═══ Records shown

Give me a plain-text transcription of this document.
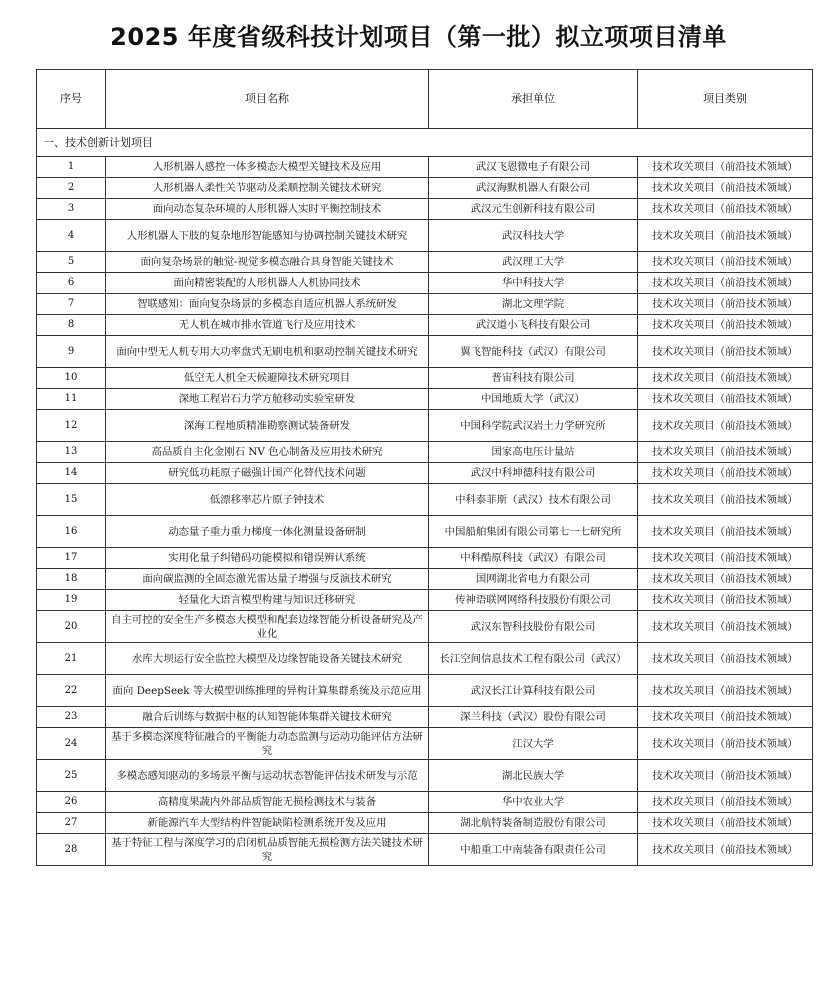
2025 年度省级科技计划项目（第一批）拟立项项目清单
序号	项目名称	承担单位	项目类别
一、技术创新计划项目			
1	人形机器人感控一体多模态大模型关键技术及应用	武汉飞恩微电子有限公司	技术攻关项目（前沿技术领域）
2	人形机器人柔性关节驱动及柔顺控制关键技术研究	武汉海默机器人有限公司	技术攻关项目（前沿技术领域）
3	面向动态复杂环境的人形机器人实时平衡控制技术	武汉元生创新科技有限公司	技术攻关项目（前沿技术领域）
4	人形机器人下肢的复杂地形智能感知与协调控制关键技术研究	武汉科技大学	技术攻关项目（前沿技术领域）
5	面向复杂场景的触觉-视觉多模态融合具身智能关键技术	武汉理工大学	技术攻关项目（前沿技术领域）
6	面向精密装配的人形机器人人机协同技术	华中科技大学	技术攻关项目（前沿技术领域）
7	智联感知：面向复杂场景的多模态自适应机器人系统研发	湖北文理学院	技术攻关项目（前沿技术领域）
8	无人机在城市排水管道飞行及应用技术	武汉道小飞科技有限公司	技术攻关项目（前沿技术领域）
9	面向中型无人机专用大功率盘式无刷电机和驱动控制关键技术研究	翼飞智能科技（武汉）有限公司	技术攻关项目（前沿技术领域）
10	低空无人机全天候避障技术研究项目	普宙科技有限公司	技术攻关项目（前沿技术领域）
11	深地工程岩石力学方舱移动实验室研发	中国地质大学（武汉）	技术攻关项目（前沿技术领域）
12	深海工程地质精准勘察测试装备研发	中国科学院武汉岩土力学研究所	技术攻关项目（前沿技术领域）
13	高品质自主化金刚石 NV 色心制备及应用技术研究	国家高电压计量站	技术攻关项目（前沿技术领域）
14	研究低功耗原子磁强计国产化替代技术问题	武汉中科坤德科技有限公司	技术攻关项目（前沿技术领域）
15	低漂移率芯片原子钟技术	中科泰菲斯（武汉）技术有限公司	技术攻关项目（前沿技术领域）
16	动态量子重力重力梯度一体化测量设备研制	中国船舶集团有限公司第七一七研究所	技术攻关项目（前沿技术领域）
17	实用化量子纠错码功能模拟和错误辨认系统	中科酷原科技（武汉）有限公司	技术攻关项目（前沿技术领域）
18	面向碳监测的全固态激光雷达量子增强与反演技术研究	国网湖北省电力有限公司	技术攻关项目（前沿技术领域）
19	轻量化大语言模型构建与知识迁移研究	传神语联网网络科技股份有限公司	技术攻关项目（前沿技术领域）
20	自主可控的安全生产多模态大模型和配套边缘智能分析设备研究及产业化	武汉东智科技股份有限公司	技术攻关项目（前沿技术领域）
21	水库大坝运行安全监控大模型及边缘智能设备关键技术研究	长江空间信息技术工程有限公司（武汉）	技术攻关项目（前沿技术领域）
22	面向 DeepSeek 等大模型训练推理的异构计算集群系统及示范应用	武汉长江计算科技有限公司	技术攻关项目（前沿技术领域）
23	融合后训练与数据中枢的认知智能体集群关键技术研究	深兰科技（武汉）股份有限公司	技术攻关项目（前沿技术领域）
24	基于多模态深度特征融合的平衡能力动态监测与运动功能评估方法研究	江汉大学	技术攻关项目（前沿技术领域）
25	多模态感知驱动的多场景平衡与运动状态智能评估技术研发与示范	湖北民族大学	技术攻关项目（前沿技术领域）
26	高精度果蔬内外部品质智能无损检测技术与装备	华中农业大学	技术攻关项目（前沿技术领域）
27	新能源汽车大型结构件智能缺陷检测系统开发及应用	湖北航特装备制造股份有限公司	技术攻关项目（前沿技术领域）
28	基于特征工程与深度学习的启闭机品质智能无损检测方法关键技术研究	中船重工中南装备有限责任公司	技术攻关项目（前沿技术领域）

══════

▸ **Exercise objective**
Pictures in the records above should not be copied. Repeat everything else exactly.

▸ **Exercise solution**
Give me a plain-text transcription of this document.
2025 年度省级科技计划项目（第一批）拟立项项目清单
序号	项目名称	承担单位	项目类别
一、技术创新计划项目			
1	人形机器人感控一体多模态大模型关键技术及应用	武汉飞恩微电子有限公司	技术攻关项目（前沿技术领域）
2	人形机器人柔性关节驱动及柔顺控制关键技术研究	武汉海默机器人有限公司	技术攻关项目（前沿技术领域）
3	面向动态复杂环境的人形机器人实时平衡控制技术	武汉元生创新科技有限公司	技术攻关项目（前沿技术领域）
4	人形机器人下肢的复杂地形智能感知与协调控制关键技术研究	武汉科技大学	技术攻关项目（前沿技术领域）
5	面向复杂场景的触觉-视觉多模态融合具身智能关键技术	武汉理工大学	技术攻关项目（前沿技术领域）
6	面向精密装配的人形机器人人机协同技术	华中科技大学	技术攻关项目（前沿技术领域）
7	智联感知：面向复杂场景的多模态自适应机器人系统研发	湖北文理学院	技术攻关项目（前沿技术领域）
8	无人机在城市排水管道飞行及应用技术	武汉道小飞科技有限公司	技术攻关项目（前沿技术领域）
9	面向中型无人机专用大功率盘式无刷电机和驱动控制关键技术研究	翼飞智能科技（武汉）有限公司	技术攻关项目（前沿技术领域）
10	低空无人机全天候避障技术研究项目	普宙科技有限公司	技术攻关项目（前沿技术领域）
11	深地工程岩石力学方舱移动实验室研发	中国地质大学（武汉）	技术攻关项目（前沿技术领域）
12	深海工程地质精准勘察测试装备研发	中国科学院武汉岩土力学研究所	技术攻关项目（前沿技术领域）
13	高品质自主化金刚石 NV 色心制备及应用技术研究	国家高电压计量站	技术攻关项目（前沿技术领域）
14	研究低功耗原子磁强计国产化替代技术问题	武汉中科坤德科技有限公司	技术攻关项目（前沿技术领域）
15	低漂移率芯片原子钟技术	中科泰菲斯（武汉）技术有限公司	技术攻关项目（前沿技术领域）
16	动态量子重力重力梯度一体化测量设备研制	中国船舶集团有限公司第七一七研究所	技术攻关项目（前沿技术领域）
17	实用化量子纠错码功能模拟和错误辨认系统	中科酷原科技（武汉）有限公司	技术攻关项目（前沿技术领域）
18	面向碳监测的全固态激光雷达量子增强与反演技术研究	国网湖北省电力有限公司	技术攻关项目（前沿技术领域）
19	轻量化大语言模型构建与知识迁移研究	传神语联网网络科技股份有限公司	技术攻关项目（前沿技术领域）
20	自主可控的安全生产多模态大模型和配套边缘智能分析设备研究及产业化	武汉东智科技股份有限公司	技术攻关项目（前沿技术领域）
21	水库大坝运行安全监控大模型及边缘智能设备关键技术研究	长江空间信息技术工程有限公司（武汉）	技术攻关项目（前沿技术领域）
22	面向 DeepSeek 等大模型训练推理的异构计算集群系统及示范应用	武汉长江计算科技有限公司	技术攻关项目（前沿技术领域）
23	融合后训练与数据中枢的认知智能体集群关键技术研究	深兰科技（武汉）股份有限公司	技术攻关项目（前沿技术领域）
24	基于多模态深度特征融合的平衡能力动态监测与运动功能评估方法研究	江汉大学	技术攻关项目（前沿技术领域）
25	多模态感知驱动的多场景平衡与运动状态智能评估技术研发与示范	湖北民族大学	技术攻关项目（前沿技术领域）
26	高精度果蔬内外部品质智能无损检测技术与装备	华中农业大学	技术攻关项目（前沿技术领域）
27	新能源汽车大型结构件智能缺陷检测系统开发及应用	湖北航特装备制造股份有限公司	技术攻关项目（前沿技术领域）
28	基于特征工程与深度学习的启闭机品质智能无损检测方法关键技术研究	中船重工中南装备有限责任公司	技术攻关项目（前沿技术领域）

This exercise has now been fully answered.